Copy each entry as it stands, leaving nothing out.

◆ ◆ ◆

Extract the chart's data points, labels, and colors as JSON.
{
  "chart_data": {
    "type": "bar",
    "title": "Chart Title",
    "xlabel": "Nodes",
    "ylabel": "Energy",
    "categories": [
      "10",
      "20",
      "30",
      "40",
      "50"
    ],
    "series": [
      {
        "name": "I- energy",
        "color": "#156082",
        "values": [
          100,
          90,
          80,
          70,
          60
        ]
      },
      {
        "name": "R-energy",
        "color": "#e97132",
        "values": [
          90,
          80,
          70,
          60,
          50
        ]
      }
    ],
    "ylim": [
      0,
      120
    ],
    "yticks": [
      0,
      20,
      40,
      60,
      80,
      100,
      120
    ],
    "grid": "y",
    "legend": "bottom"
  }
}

◆ ◆ ◆

■ **The result**:
Extract the chart's data points, labels, and colors as JSON.
{
  "chart_data": {
    "type": "bar",
    "title": "Chart Title",
    "xlabel": "Nodes",
    "ylabel": "Energy",
    "categories": [
      "10",
      "20",
      "30",
      "40",
      "50"
    ],
    "series": [
      {
        "name": "I- energy",
        "color": "#156082",
        "values": [
          100,
          90,
          80,
          70,
          60
        ]
      },
      {
        "name": "R-energy",
        "color": "#e97132",
        "values": [
          90,
          80,
          70,
          60,
          50
        ]
      }
    ],
    "ylim": [
      0,
      120
    ],
    "yticks": [
      0,
      20,
      40,
      60,
      80,
      100,
      120
    ],
    "grid": "y",
    "legend": "bottom"
  }
}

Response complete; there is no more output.